**The task:** Below is a listing; reproduce each line of it exactly.

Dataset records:
○ ○ ○ ○ ○

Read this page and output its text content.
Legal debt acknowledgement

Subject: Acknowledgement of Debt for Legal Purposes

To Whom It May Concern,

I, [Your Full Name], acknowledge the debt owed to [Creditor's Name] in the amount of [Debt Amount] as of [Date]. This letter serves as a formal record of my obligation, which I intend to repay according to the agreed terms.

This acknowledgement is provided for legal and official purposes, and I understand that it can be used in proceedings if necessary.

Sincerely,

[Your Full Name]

○ ○ ○ ○ ○

**Exercise answer:**
Read this page and output its text content.
Legal debt acknowledgement

Subject: Acknowledgement of Debt for Legal Purposes

To Whom It May Concern,

I, [Your Full Name], acknowledge the debt owed to [Creditor's Name] in the amount of [Debt Amount] as of [Date]. This letter serves as a formal record of my obligation, which I intend to repay according to the agreed terms.

This acknowledgement is provided for legal and official purposes, and I understand that it can be used in proceedings if necessary.

Sincerely,

[Your Full Name]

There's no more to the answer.